(begin)

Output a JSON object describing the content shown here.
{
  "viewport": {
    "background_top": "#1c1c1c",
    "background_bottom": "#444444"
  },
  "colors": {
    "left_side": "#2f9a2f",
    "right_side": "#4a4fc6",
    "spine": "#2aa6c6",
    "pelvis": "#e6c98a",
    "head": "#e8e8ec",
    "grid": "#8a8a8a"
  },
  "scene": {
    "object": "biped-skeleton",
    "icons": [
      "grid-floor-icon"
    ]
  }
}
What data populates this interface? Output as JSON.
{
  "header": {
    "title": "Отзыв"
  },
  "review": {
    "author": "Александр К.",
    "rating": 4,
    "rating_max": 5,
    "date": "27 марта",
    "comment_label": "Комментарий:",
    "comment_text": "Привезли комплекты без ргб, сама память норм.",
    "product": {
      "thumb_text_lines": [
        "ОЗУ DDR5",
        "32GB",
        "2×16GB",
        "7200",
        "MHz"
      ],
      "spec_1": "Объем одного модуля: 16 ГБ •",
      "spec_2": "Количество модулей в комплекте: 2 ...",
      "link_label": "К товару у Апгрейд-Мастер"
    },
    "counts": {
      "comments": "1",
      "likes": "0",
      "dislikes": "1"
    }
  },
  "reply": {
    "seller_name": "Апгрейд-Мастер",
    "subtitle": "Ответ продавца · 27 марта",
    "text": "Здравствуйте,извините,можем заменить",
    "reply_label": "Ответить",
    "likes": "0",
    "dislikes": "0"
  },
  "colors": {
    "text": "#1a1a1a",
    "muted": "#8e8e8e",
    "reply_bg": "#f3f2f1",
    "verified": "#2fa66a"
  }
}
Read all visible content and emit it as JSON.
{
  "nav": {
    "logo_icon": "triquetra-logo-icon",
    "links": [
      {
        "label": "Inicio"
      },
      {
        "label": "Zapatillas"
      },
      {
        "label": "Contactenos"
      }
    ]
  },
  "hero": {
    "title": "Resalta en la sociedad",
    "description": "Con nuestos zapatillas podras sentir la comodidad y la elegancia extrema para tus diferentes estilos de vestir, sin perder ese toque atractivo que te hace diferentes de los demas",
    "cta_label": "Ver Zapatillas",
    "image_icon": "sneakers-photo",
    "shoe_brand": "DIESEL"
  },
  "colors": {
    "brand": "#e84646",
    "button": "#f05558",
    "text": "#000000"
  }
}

(end)

WHAT YOU NEED TO DO:
Type out the entries again, word for word.

TASK ANSWER:
Output a JSON object describing the content shown here.
{
  "viewport": {
    "background_top": "#1c1c1c",
    "background_bottom": "#444444"
  },
  "colors": {
    "left_side": "#2f9a2f",
    "right_side": "#4a4fc6",
    "spine": "#2aa6c6",
    "pelvis": "#e6c98a",
    "head": "#e8e8ec",
    "grid": "#8a8a8a"
  },
  "scene": {
    "object": "biped-skeleton",
    "icons": [
      "grid-floor-icon"
    ]
  }
}
What data populates this interface? Output as JSON.
{
  "header": {
    "title": "Отзыв"
  },
  "review": {
    "author": "Александр К.",
    "rating": 4,
    "rating_max": 5,
    "date": "27 марта",
    "comment_label": "Комментарий:",
    "comment_text": "Привезли комплекты без ргб, сама память норм.",
    "product": {
      "thumb_text_lines": [
        "ОЗУ DDR5",
        "32GB",
        "2×16GB",
        "7200",
        "MHz"
      ],
      "spec_1": "Объем одного модуля: 16 ГБ •",
      "spec_2": "Количество модулей в комплекте: 2 ...",
      "link_label": "К товару у Апгрейд-Мастер"
    },
    "counts": {
      "comments": "1",
      "likes": "0",
      "dislikes": "1"
    }
  },
  "reply": {
    "seller_name": "Апгрейд-Мастер",
    "subtitle": "Ответ продавца · 27 марта",
    "text": "Здравствуйте,извините,можем заменить",
    "reply_label": "Ответить",
    "likes": "0",
    "dislikes": "0"
  },
  "colors": {
    "text": "#1a1a1a",
    "muted": "#8e8e8e",
    "reply_bg": "#f3f2f1",
    "verified": "#2fa66a"
  }
}
Read all visible content and emit it as JSON.
{
  "nav": {
    "logo_icon": "triquetra-logo-icon",
    "links": [
      {
        "label": "Inicio"
      },
      {
        "label": "Zapatillas"
      },
      {
        "label": "Contactenos"
      }
    ]
  },
  "hero": {
    "title": "Resalta en la sociedad",
    "description": "Con nuestos zapatillas podras sentir la comodidad y la elegancia extrema para tus diferentes estilos de vestir, sin perder ese toque atractivo que te hace diferentes de los demas",
    "cta_label": "Ver Zapatillas",
    "image_icon": "sneakers-photo",
    "shoe_brand": "DIESEL"
  },
  "colors": {
    "brand": "#e84646",
    "button": "#f05558",
    "text": "#000000"
  }
}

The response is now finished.